--- BEGIN Stored data ---
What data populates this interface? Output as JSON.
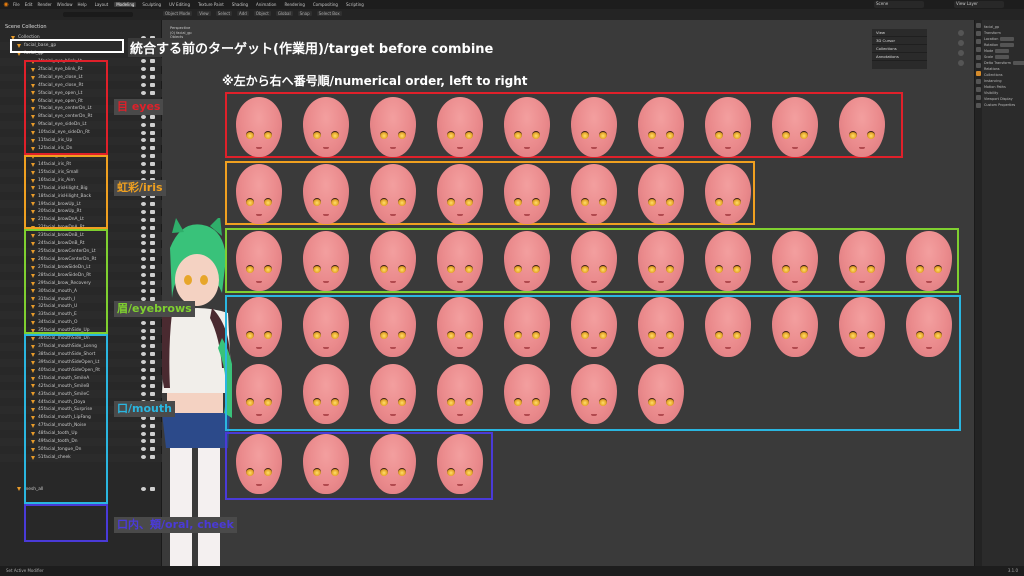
{
  "topbar": {
    "menu": [
      "File",
      "Edit",
      "Render",
      "Window",
      "Help"
    ],
    "workspace_tabs": [
      "Layout",
      "Modeling",
      "Sculpting",
      "UV Editing",
      "Texture Paint",
      "Shading",
      "Animation",
      "Rendering",
      "Compositing",
      "Scripting"
    ],
    "active_tab": "Modeling",
    "scene": "Scene",
    "view_layer": "View Layer"
  },
  "viewport_header": {
    "items": [
      "Object Mode",
      "View",
      "Select",
      "Add",
      "Object",
      "Global",
      "Snap",
      "Select Box"
    ]
  },
  "viewport_info": [
    "Perspective",
    "(0) facial_gp",
    "Objects",
    "Vertices",
    "Edges",
    "Faces"
  ],
  "npanel": [
    "View",
    "3D Cursor",
    "Collections",
    "Annotations"
  ],
  "outliner": {
    "title": "Scene Collection",
    "top_items": [
      "Collection",
      "facial_base_gp",
      "facial_gp"
    ],
    "items": [
      "1facial_eye_blink_Lt",
      "2facial_eye_blink_Rt",
      "3facial_eye_close_Lt",
      "4facial_eye_close_Rt",
      "5facial_eye_open_Lt",
      "6facial_eye_open_Rt",
      "7facial_eye_centerDn_Lt",
      "8facial_eye_centerDn_Rt",
      "9facial_eye_sideDn_Lt",
      "10facial_eye_sideDn_Rt",
      "11facial_iris_Up",
      "12facial_iris_Dn",
      "13facial_iris_Lt",
      "14facial_iris_Rt",
      "15facial_iris_Small",
      "16facial_iris_Aim",
      "17facial_irisHilight_Big",
      "18facial_irisHilight_Back",
      "19facial_browUp_Lt",
      "20facial_browUp_Rt",
      "21facial_browDnA_Lt",
      "22facial_browDnA_Rt",
      "23facial_browDnB_Lt",
      "24facial_browDnB_Rt",
      "25facial_browCenterDn_Lt",
      "26facial_browCenterDn_Rt",
      "27facial_browSideDn_Lt",
      "28facial_browSideDn_Rt",
      "29facial_brow_Recovery",
      "30facial_mouth_A",
      "31facial_mouth_I",
      "32facial_mouth_U",
      "33facial_mouth_E",
      "34facial_mouth_O",
      "35facial_mouthSide_Up",
      "36facial_mouthSide_Dn",
      "37facial_mouthSide_Lonng",
      "38facial_mouthSide_Short",
      "39facial_mouthSideOpen_Lt",
      "40facial_mouthSideOpen_Rt",
      "41facial_mouth_SmileA",
      "42facial_mouth_SmileB",
      "43facial_mouth_SmileC",
      "44facial_mouth_Doya",
      "45facial_mouth_Surprise",
      "46facial_mouth_LipFang",
      "47facial_mouth_Noise",
      "48facial_tooth_Up",
      "49facial_tooth_Dn",
      "50facial_tongue_Dn",
      "51facial_cheek"
    ],
    "bottom_item": "mesh_all"
  },
  "annotations": {
    "target": "統合する前のターゲット(作業用)/target before combine",
    "order": "※左から右へ番号順/numerical order, left to right",
    "eyes": "目 eyes",
    "iris": "虹彩/iris",
    "eyebrows": "眉/eyebrows",
    "mouth": "口/mouth",
    "oral": "口内、頬/oral, cheek"
  },
  "colors": {
    "eyes": "#e0202a",
    "iris": "#f0a020",
    "eyebrows": "#7fd030",
    "mouth": "#2ab6e0",
    "oral": "#4a3ad8",
    "target": "#ffffff"
  },
  "groups": {
    "eyes": 10,
    "iris": 8,
    "eyebrows": 11,
    "mouth_row1": 11,
    "mouth_row2": 7,
    "oral": 4
  },
  "properties": {
    "object_name": "facial_gp",
    "sections": [
      "Transform",
      "Location",
      "Rotation",
      "Mode",
      "Scale",
      "Delta Transform",
      "Relations",
      "Collections",
      "Instancing",
      "Motion Paths",
      "Visibility",
      "Viewport Display",
      "Custom Properties"
    ]
  },
  "status": {
    "left": "Set Active Modifier",
    "version": "3.1.0"
  }
}
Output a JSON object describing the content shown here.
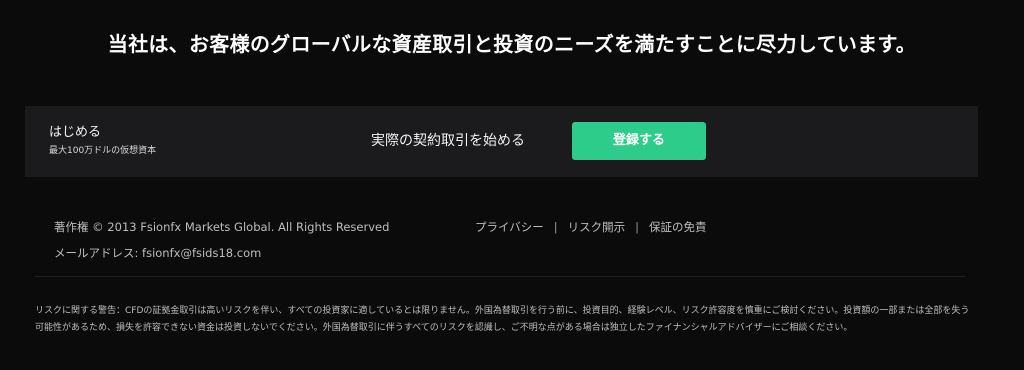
{
  "headline": "当社は、お客様のグローバルな資産取引と投資のニーズを満たすことに尽力しています。",
  "cta": {
    "title": "はじめる",
    "subtitle": "最大100万ドルの仮想資本",
    "middle_text": "実際の契約取引を始める",
    "button_label": "登録する",
    "button_color": "#2ecc8b",
    "bar_color": "#1b1b1d"
  },
  "footer": {
    "copyright": "著作権 © 2013 Fsionfx Markets Global. All Rights Reserved",
    "email": "メールアドレス: fsionfx@fsids18.com",
    "links": [
      "プライバシー",
      "リスク開示",
      "保証の免責"
    ],
    "separator": "|"
  },
  "risk_warning": "リスクに関する警告：CFDの証拠金取引は高いリスクを伴い、すべての投資家に適しているとは限りません。外国為替取引を行う前に、投資目的、経験レベル、リスク許容度を慎重にご検討ください。投資額の一部または全部を失う可能性があるため、損失を許容できない資金は投資しないでください。外国為替取引に伴うすべてのリスクを認識し、ご不明な点がある場合は独立したファイナンシャルアドバイザーにご相談ください。"
}
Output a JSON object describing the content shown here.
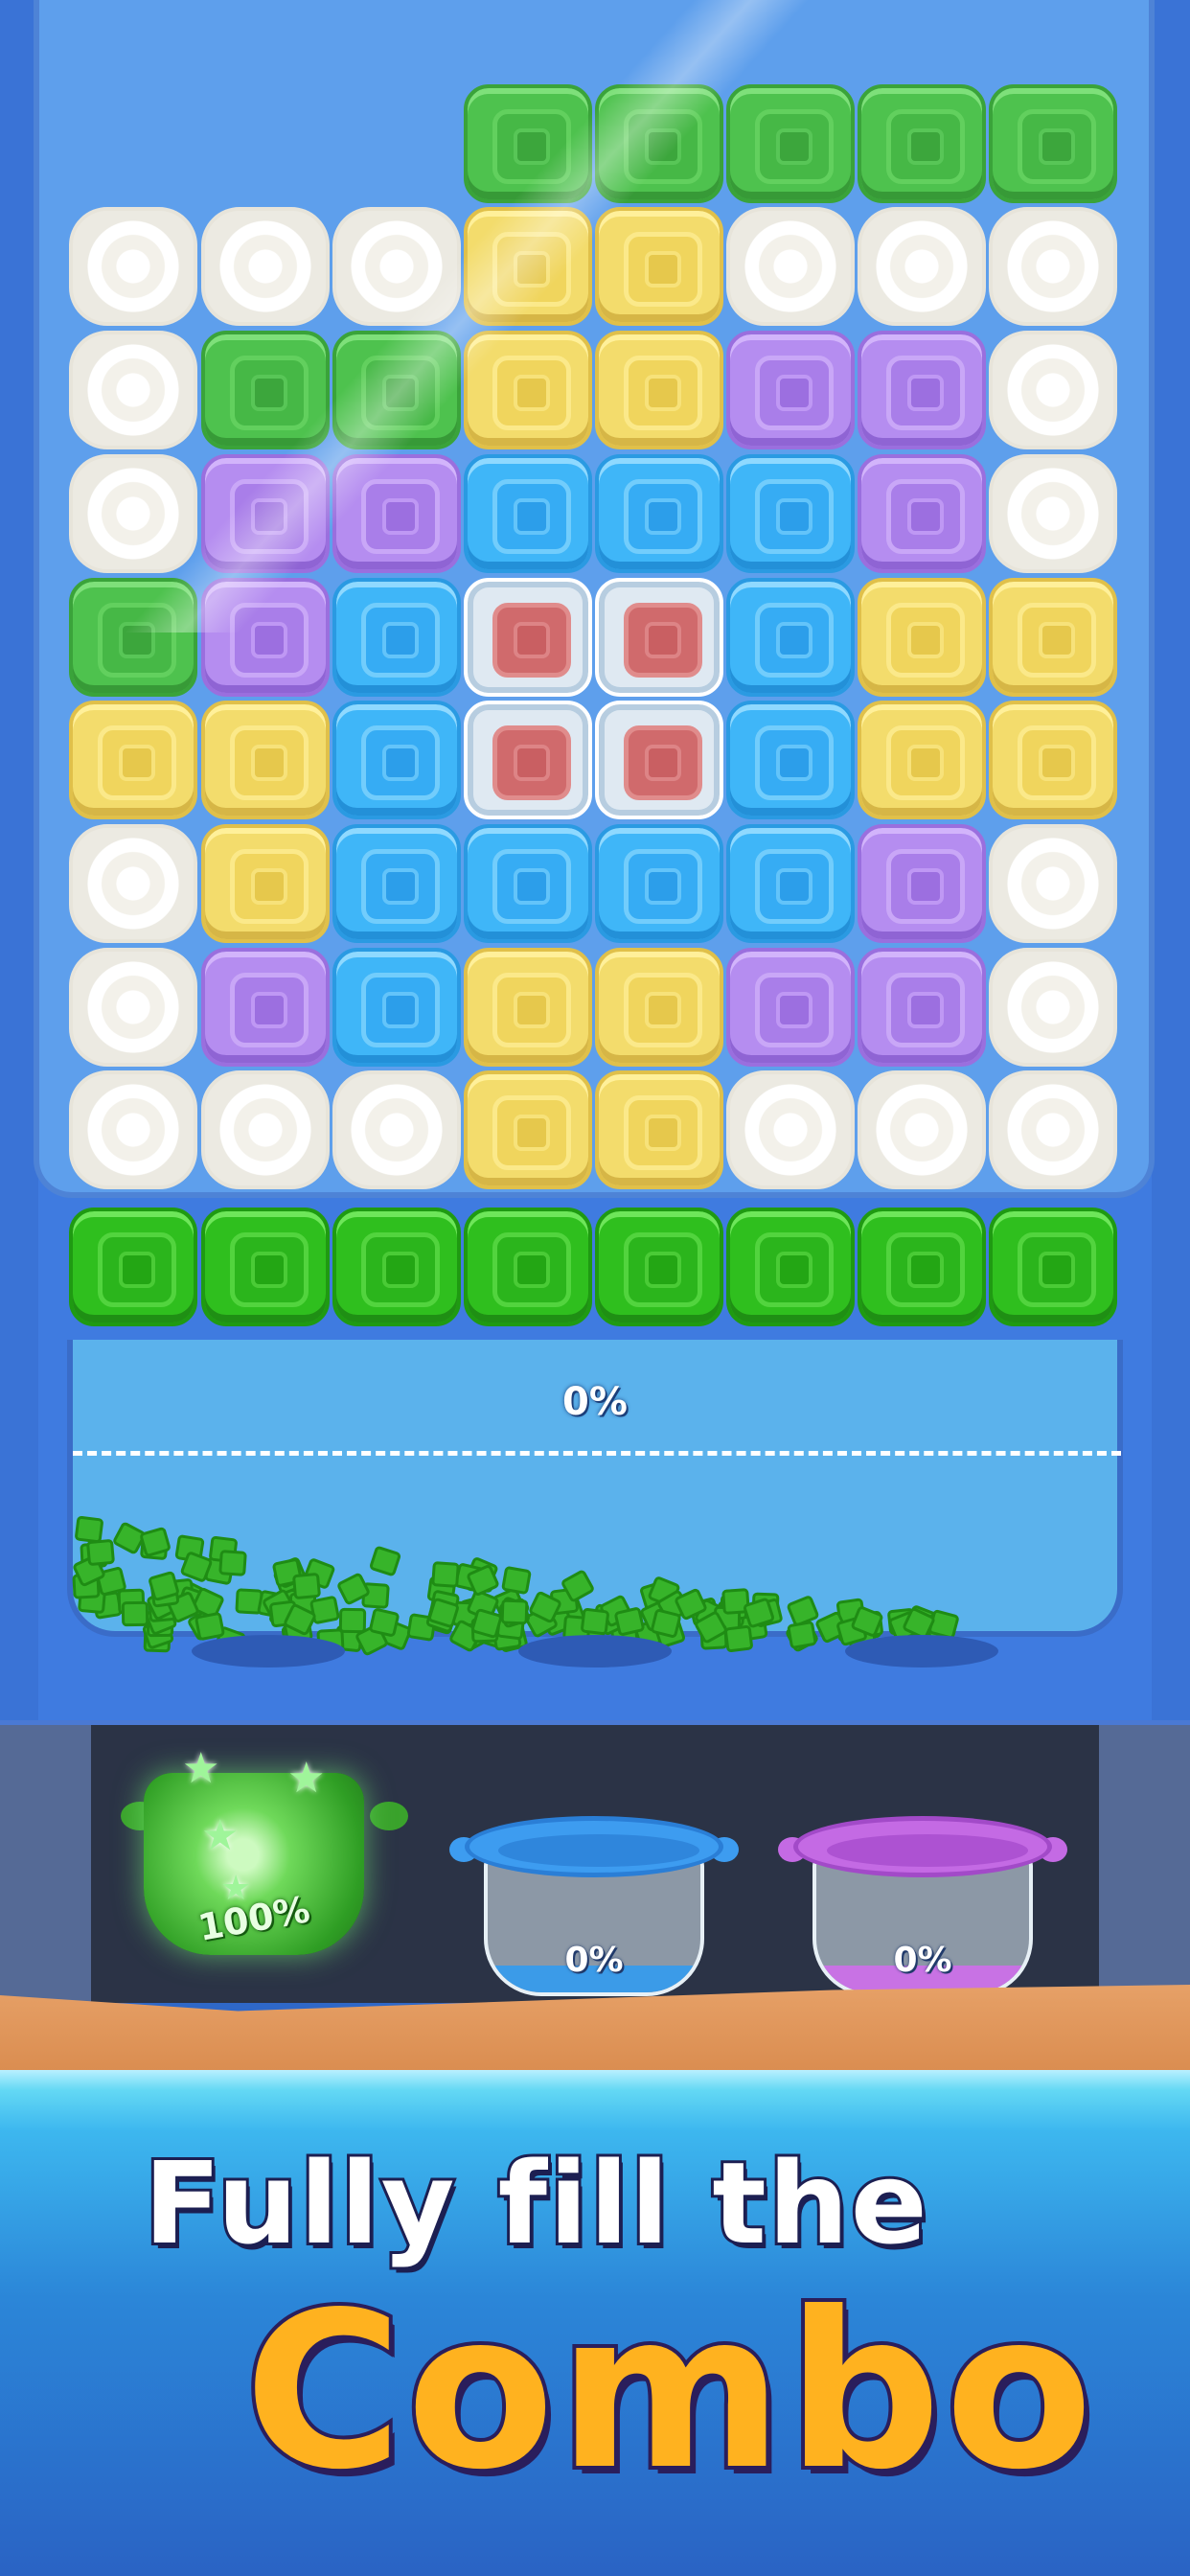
{
  "board": {
    "rows": [
      [
        "",
        "",
        "",
        "green",
        "green",
        "green",
        "green",
        "green"
      ],
      [
        "cream",
        "cream",
        "cream",
        "yellow",
        "yellow",
        "cream",
        "cream",
        "cream"
      ],
      [
        "cream",
        "green",
        "green",
        "yellow",
        "yellow",
        "purple",
        "purple",
        "cream"
      ],
      [
        "cream",
        "purple",
        "purple",
        "blue",
        "blue",
        "blue",
        "purple",
        "cream"
      ],
      [
        "green",
        "purple",
        "blue",
        "ice",
        "ice",
        "blue",
        "yellow",
        "yellow"
      ],
      [
        "yellow",
        "yellow",
        "blue",
        "ice",
        "ice",
        "blue",
        "yellow",
        "yellow"
      ],
      [
        "cream",
        "yellow",
        "blue",
        "blue",
        "blue",
        "blue",
        "purple",
        "cream"
      ],
      [
        "cream",
        "purple",
        "blue",
        "yellow",
        "yellow",
        "purple",
        "purple",
        "cream"
      ],
      [
        "cream",
        "cream",
        "cream",
        "yellow",
        "yellow",
        "cream",
        "cream",
        "cream"
      ]
    ],
    "conveyor_row": [
      "green",
      "green",
      "green",
      "green",
      "green",
      "green",
      "green",
      "green"
    ]
  },
  "tray": {
    "fill_percent_label": "0%"
  },
  "pots": [
    {
      "color": "green",
      "label": "100%",
      "state": "full"
    },
    {
      "color": "blue",
      "label": "0%",
      "state": "empty"
    },
    {
      "color": "purple",
      "label": "0%",
      "state": "empty"
    }
  ],
  "promo": {
    "line1": "Fully fill the",
    "line2": "Combo"
  },
  "colors": {
    "machine": "#3f7be0",
    "tray": "#5bb2ec",
    "combo_text": "#ffb21f"
  }
}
--- END Stored data ---
=== Aim of the task ===
Within the listing, how many lines hold the word "Global"? Only the number is to be given.

=== Solution to this exercise ===
2